[Figure collection entries]
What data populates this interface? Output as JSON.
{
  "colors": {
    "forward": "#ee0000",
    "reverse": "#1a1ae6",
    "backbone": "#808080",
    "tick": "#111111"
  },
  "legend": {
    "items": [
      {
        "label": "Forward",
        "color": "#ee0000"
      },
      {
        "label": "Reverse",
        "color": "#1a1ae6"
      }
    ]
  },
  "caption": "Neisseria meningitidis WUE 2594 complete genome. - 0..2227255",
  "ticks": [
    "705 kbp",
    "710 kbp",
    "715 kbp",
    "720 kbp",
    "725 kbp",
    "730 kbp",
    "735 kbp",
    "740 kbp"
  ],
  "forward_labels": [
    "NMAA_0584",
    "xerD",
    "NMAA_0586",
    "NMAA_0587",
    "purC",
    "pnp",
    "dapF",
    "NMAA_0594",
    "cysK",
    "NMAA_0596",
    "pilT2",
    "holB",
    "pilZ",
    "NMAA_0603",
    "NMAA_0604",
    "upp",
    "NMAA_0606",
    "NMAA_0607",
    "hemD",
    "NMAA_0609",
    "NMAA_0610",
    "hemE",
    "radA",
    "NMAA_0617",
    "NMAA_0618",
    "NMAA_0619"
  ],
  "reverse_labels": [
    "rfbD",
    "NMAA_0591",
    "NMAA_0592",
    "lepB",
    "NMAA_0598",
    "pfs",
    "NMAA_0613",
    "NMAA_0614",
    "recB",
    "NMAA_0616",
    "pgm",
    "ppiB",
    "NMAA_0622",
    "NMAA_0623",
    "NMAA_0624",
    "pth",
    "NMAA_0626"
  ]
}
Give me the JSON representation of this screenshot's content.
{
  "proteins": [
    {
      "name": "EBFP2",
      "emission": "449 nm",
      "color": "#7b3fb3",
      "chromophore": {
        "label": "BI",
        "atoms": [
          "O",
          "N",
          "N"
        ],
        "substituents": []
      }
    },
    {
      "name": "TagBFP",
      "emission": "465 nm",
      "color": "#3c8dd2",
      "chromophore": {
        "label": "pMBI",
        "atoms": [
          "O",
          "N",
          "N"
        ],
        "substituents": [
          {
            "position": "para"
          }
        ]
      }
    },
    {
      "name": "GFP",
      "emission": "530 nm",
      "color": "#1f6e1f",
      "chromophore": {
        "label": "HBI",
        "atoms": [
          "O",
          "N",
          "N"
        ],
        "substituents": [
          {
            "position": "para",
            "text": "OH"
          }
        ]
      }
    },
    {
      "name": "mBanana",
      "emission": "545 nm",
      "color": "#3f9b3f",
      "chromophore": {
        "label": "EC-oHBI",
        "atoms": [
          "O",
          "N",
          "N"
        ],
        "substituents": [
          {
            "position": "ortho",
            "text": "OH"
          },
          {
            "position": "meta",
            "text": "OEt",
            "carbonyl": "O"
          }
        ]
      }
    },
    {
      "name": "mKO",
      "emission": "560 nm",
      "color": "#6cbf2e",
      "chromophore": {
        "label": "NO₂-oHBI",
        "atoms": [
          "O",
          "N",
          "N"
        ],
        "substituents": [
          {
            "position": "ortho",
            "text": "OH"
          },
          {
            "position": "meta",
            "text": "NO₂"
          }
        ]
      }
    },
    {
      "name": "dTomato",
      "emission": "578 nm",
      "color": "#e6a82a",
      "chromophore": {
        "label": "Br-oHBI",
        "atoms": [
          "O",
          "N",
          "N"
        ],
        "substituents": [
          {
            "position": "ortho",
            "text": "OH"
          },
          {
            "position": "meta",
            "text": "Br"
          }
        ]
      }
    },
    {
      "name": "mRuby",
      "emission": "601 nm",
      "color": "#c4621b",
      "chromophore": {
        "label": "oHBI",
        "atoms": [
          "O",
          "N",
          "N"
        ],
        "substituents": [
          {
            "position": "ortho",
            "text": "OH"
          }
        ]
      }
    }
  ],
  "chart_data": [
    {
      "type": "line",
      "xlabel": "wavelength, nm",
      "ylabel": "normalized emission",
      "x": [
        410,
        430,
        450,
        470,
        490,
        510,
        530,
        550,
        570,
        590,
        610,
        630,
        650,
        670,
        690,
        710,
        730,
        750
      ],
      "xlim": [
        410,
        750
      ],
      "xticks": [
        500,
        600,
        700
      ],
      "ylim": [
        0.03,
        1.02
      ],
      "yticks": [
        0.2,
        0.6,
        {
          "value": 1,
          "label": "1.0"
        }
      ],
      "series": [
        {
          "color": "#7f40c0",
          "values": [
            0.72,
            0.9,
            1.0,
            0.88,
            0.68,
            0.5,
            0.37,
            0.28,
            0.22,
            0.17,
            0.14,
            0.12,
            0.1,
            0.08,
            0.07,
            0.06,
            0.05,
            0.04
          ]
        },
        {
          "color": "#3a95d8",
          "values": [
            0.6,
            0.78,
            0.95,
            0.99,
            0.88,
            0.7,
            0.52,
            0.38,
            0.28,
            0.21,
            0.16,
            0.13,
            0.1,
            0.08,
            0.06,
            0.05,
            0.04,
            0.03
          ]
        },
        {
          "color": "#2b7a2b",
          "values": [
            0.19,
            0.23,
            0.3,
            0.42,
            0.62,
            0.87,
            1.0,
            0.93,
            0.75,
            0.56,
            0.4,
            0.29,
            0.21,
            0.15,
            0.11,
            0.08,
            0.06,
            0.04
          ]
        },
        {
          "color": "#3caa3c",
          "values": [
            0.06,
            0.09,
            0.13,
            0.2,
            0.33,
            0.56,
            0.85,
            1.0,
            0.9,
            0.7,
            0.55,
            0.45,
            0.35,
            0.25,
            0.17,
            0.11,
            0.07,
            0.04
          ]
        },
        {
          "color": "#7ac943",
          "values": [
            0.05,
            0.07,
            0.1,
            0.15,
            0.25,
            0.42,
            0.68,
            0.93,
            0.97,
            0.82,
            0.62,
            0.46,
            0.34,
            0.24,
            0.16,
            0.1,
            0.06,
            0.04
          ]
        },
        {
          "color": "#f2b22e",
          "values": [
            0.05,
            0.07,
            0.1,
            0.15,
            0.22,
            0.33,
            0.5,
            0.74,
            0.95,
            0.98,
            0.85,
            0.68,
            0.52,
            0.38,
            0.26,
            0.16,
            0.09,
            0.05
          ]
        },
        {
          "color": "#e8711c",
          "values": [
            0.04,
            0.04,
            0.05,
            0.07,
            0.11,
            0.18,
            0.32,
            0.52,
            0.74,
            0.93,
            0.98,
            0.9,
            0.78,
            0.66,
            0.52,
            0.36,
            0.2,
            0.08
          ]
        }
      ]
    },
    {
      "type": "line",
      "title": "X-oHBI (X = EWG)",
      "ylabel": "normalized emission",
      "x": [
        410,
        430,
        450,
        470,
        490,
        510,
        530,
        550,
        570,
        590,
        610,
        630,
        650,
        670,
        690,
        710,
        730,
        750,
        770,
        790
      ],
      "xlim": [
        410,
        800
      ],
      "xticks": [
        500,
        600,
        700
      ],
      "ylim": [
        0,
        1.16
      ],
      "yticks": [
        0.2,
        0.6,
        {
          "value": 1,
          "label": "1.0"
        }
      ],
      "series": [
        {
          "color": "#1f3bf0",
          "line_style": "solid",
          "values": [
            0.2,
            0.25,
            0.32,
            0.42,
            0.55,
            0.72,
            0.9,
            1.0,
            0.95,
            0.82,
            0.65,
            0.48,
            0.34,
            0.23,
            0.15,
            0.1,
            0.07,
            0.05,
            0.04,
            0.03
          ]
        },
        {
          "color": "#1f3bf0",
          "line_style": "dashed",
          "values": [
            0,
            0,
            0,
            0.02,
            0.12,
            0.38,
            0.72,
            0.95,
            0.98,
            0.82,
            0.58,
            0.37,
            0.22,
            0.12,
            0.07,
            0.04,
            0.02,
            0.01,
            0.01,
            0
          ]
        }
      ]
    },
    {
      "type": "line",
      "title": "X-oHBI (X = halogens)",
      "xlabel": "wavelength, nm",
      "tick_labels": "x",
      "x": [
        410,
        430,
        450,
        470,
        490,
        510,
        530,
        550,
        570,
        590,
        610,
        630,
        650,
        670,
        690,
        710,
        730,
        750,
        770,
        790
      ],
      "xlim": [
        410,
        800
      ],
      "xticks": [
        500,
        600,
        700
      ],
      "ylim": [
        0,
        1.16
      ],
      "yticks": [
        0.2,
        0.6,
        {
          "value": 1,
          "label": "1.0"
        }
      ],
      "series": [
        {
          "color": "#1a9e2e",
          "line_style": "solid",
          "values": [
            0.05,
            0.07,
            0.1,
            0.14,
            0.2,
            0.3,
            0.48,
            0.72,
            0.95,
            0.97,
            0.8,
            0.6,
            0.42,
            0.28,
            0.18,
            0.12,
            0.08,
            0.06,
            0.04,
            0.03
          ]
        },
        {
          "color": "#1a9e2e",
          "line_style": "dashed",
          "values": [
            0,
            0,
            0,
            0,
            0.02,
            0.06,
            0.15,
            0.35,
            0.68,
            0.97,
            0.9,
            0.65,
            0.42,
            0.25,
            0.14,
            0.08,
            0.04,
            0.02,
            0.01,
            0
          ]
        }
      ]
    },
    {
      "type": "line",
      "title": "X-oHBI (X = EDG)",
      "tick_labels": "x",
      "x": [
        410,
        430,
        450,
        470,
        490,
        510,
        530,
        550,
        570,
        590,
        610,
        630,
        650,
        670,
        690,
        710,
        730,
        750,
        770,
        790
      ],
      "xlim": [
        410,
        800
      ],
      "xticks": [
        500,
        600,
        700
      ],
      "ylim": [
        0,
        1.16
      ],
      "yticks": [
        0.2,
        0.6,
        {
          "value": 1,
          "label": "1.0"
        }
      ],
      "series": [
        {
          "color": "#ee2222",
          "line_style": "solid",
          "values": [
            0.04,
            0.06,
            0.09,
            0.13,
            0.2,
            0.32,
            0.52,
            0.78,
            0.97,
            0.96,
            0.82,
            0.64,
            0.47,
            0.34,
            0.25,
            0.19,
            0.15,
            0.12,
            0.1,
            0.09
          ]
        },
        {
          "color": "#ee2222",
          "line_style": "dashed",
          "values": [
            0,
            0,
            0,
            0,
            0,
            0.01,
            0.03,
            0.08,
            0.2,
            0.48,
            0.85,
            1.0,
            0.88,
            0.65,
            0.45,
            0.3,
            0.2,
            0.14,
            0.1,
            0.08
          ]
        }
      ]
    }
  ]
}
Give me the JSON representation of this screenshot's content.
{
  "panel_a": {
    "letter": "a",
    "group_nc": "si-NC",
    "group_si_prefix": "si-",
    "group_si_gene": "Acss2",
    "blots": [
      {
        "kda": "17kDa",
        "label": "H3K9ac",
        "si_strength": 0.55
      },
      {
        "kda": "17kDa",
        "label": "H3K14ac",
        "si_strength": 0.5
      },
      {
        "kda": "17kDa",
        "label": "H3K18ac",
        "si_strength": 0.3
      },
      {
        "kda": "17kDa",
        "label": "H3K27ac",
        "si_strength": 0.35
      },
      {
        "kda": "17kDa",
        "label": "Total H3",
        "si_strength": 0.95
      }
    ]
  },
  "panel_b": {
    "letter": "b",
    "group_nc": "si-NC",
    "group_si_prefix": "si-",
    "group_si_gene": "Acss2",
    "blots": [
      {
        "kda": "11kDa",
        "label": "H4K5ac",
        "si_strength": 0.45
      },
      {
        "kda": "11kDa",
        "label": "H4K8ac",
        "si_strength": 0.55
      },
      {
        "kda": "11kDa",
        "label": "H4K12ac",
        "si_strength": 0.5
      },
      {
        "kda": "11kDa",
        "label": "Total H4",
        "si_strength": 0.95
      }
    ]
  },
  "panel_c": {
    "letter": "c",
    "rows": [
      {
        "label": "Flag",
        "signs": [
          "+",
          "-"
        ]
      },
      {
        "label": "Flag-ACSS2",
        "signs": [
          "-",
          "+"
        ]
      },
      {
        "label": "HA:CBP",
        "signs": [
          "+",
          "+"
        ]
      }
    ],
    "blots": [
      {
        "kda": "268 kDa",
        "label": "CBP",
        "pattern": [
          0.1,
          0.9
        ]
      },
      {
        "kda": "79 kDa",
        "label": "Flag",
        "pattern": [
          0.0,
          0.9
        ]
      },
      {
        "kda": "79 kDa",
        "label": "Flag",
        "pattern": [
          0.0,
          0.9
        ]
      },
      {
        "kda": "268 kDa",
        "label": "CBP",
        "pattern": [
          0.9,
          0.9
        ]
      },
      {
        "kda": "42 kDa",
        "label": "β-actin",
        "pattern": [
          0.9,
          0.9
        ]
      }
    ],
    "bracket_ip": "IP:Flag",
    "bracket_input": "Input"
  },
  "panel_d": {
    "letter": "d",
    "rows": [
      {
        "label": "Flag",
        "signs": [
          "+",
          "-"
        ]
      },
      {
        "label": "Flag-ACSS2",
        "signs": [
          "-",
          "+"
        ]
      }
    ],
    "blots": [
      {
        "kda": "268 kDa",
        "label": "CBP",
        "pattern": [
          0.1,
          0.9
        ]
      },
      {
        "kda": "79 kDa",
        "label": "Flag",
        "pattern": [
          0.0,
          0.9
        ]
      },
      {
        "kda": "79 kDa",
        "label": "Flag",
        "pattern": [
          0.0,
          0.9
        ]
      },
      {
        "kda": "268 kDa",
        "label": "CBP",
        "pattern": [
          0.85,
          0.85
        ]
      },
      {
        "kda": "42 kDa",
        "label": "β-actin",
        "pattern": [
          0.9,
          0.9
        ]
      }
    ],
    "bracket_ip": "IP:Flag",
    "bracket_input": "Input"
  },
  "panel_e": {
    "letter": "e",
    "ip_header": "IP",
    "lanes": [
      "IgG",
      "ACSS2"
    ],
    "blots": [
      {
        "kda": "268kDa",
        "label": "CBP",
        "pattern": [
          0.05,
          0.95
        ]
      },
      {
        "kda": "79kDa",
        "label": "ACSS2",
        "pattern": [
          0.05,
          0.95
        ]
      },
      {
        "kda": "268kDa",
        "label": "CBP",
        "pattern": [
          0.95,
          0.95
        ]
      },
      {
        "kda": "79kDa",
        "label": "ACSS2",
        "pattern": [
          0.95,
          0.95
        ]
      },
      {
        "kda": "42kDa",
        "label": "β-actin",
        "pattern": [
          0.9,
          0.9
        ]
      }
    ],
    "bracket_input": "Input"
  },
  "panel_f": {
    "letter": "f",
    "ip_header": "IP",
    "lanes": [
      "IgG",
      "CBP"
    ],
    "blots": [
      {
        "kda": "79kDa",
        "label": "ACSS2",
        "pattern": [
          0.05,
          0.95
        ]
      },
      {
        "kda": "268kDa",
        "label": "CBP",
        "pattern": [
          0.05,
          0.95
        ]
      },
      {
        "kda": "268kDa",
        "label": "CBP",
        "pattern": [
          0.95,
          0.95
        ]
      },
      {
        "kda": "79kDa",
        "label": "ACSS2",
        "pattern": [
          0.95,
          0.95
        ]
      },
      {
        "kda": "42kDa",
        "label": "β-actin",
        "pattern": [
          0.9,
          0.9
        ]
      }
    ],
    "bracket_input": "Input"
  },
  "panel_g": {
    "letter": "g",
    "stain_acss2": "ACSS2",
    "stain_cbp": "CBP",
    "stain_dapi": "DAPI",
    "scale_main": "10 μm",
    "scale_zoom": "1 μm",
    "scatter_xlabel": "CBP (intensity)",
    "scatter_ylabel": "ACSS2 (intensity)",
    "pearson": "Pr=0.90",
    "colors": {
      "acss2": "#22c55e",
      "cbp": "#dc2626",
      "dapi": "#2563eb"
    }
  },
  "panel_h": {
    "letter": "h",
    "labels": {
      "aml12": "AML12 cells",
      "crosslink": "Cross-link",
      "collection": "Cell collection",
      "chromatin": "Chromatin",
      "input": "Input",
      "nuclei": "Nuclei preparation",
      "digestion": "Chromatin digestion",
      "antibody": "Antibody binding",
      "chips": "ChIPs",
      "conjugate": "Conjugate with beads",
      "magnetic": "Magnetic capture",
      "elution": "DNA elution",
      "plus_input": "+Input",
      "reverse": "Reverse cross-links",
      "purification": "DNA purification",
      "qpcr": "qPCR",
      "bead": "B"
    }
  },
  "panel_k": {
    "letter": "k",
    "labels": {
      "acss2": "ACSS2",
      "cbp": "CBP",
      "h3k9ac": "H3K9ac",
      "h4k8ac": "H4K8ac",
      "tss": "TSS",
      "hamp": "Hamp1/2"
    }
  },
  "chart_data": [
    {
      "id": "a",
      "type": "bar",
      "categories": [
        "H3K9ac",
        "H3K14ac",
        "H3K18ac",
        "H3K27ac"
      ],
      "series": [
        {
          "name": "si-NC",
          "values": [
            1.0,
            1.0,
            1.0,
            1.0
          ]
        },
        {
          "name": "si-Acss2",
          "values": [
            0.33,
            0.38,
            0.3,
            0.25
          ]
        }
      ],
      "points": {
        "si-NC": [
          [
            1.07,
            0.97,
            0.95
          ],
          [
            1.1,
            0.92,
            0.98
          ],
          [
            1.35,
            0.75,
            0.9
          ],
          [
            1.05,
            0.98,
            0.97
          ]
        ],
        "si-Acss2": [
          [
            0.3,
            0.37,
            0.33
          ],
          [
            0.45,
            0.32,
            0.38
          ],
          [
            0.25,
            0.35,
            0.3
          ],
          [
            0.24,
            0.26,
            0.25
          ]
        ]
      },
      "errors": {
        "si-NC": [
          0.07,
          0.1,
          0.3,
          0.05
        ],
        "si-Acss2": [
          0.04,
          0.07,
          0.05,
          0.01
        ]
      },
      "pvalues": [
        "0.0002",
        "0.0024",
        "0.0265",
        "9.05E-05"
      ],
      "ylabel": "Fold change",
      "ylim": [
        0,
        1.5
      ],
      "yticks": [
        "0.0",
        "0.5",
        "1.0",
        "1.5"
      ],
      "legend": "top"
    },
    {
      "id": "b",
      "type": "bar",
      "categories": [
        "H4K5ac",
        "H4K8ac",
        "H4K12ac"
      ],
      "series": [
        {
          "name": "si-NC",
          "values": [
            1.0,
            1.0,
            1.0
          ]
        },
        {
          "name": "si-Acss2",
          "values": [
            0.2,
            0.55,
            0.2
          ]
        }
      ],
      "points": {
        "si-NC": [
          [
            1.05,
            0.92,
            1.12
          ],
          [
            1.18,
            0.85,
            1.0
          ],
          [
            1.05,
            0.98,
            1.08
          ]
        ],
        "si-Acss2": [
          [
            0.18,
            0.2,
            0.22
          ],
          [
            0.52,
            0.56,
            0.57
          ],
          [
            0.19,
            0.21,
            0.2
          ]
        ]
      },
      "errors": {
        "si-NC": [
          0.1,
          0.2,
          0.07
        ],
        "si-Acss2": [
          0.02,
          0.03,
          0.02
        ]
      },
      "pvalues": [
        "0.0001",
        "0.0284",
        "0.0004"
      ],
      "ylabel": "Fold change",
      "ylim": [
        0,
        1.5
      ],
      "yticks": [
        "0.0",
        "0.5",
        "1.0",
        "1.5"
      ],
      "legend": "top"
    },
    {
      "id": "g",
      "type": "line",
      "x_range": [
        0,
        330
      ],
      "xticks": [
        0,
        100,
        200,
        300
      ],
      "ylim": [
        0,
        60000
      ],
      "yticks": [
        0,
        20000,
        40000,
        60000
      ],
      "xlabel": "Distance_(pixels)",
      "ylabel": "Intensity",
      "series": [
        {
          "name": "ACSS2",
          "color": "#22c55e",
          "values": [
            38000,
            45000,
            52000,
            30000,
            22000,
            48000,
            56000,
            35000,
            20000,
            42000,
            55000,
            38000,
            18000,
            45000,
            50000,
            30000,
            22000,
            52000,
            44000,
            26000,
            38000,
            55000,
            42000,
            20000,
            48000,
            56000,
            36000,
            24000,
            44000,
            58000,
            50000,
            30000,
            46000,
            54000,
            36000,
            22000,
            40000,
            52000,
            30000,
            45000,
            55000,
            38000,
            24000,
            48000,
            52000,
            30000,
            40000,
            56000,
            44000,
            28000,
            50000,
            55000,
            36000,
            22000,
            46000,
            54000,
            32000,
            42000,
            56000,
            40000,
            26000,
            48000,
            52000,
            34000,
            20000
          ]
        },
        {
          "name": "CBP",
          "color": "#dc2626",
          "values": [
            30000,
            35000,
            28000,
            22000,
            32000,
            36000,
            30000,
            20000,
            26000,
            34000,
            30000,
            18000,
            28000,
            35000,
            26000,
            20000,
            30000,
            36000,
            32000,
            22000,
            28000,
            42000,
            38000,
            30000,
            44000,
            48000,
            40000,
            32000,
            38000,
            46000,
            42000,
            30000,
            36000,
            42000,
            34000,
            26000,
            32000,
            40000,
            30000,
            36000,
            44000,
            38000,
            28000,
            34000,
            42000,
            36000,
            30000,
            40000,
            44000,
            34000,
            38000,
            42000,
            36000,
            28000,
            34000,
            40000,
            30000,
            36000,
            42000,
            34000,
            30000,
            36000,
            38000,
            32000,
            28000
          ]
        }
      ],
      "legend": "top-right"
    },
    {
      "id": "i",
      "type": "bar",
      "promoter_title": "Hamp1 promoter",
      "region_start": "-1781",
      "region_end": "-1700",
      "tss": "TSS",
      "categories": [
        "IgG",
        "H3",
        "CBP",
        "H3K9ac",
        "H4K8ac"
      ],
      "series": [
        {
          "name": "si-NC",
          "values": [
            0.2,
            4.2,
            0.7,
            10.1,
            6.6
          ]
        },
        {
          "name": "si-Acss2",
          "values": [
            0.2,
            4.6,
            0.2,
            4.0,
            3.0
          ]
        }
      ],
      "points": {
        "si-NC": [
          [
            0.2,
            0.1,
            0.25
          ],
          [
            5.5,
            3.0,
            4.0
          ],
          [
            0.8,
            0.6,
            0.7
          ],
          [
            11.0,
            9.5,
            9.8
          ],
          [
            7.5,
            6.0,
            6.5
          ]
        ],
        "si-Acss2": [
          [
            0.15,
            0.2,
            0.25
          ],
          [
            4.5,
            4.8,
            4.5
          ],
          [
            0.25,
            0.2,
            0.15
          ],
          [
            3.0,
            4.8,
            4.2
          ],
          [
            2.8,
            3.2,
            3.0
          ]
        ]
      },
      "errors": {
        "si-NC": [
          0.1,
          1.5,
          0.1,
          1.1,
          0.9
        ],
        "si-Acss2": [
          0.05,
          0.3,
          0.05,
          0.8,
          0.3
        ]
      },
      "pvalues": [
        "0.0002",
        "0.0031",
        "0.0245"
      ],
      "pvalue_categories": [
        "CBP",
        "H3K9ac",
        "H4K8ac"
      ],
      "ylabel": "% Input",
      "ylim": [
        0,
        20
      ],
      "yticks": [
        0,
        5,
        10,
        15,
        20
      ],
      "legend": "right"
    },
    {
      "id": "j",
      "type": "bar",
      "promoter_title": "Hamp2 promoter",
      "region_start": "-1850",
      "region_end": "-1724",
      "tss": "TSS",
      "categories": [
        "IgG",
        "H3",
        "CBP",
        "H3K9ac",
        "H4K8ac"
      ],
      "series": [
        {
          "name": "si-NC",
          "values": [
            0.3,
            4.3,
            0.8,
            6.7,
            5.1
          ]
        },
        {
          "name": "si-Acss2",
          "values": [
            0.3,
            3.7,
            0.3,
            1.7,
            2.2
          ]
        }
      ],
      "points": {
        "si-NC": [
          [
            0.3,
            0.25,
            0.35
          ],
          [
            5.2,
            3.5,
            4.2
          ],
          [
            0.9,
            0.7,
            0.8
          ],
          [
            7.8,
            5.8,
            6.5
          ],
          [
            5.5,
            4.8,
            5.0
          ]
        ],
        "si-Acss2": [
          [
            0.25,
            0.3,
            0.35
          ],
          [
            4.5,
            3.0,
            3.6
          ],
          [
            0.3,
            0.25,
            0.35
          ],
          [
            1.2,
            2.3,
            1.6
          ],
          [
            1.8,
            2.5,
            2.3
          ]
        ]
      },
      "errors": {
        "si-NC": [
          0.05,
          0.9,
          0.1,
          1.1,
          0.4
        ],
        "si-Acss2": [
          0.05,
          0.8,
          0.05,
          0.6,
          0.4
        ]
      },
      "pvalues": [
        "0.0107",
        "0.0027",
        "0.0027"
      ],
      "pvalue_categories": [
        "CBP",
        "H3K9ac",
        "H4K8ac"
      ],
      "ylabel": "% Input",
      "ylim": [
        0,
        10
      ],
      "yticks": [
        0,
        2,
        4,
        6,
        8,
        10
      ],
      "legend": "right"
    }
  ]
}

Directions:
Whenever a line above includes "letter", copy it in full.

Task result:
    "letter": "a",
    "letter": "b",
    "letter": "c",
    "letter": "d",
    "letter": "e",
    "letter": "f",
    "letter": "g",
    "letter": "h",
    "letter": "k",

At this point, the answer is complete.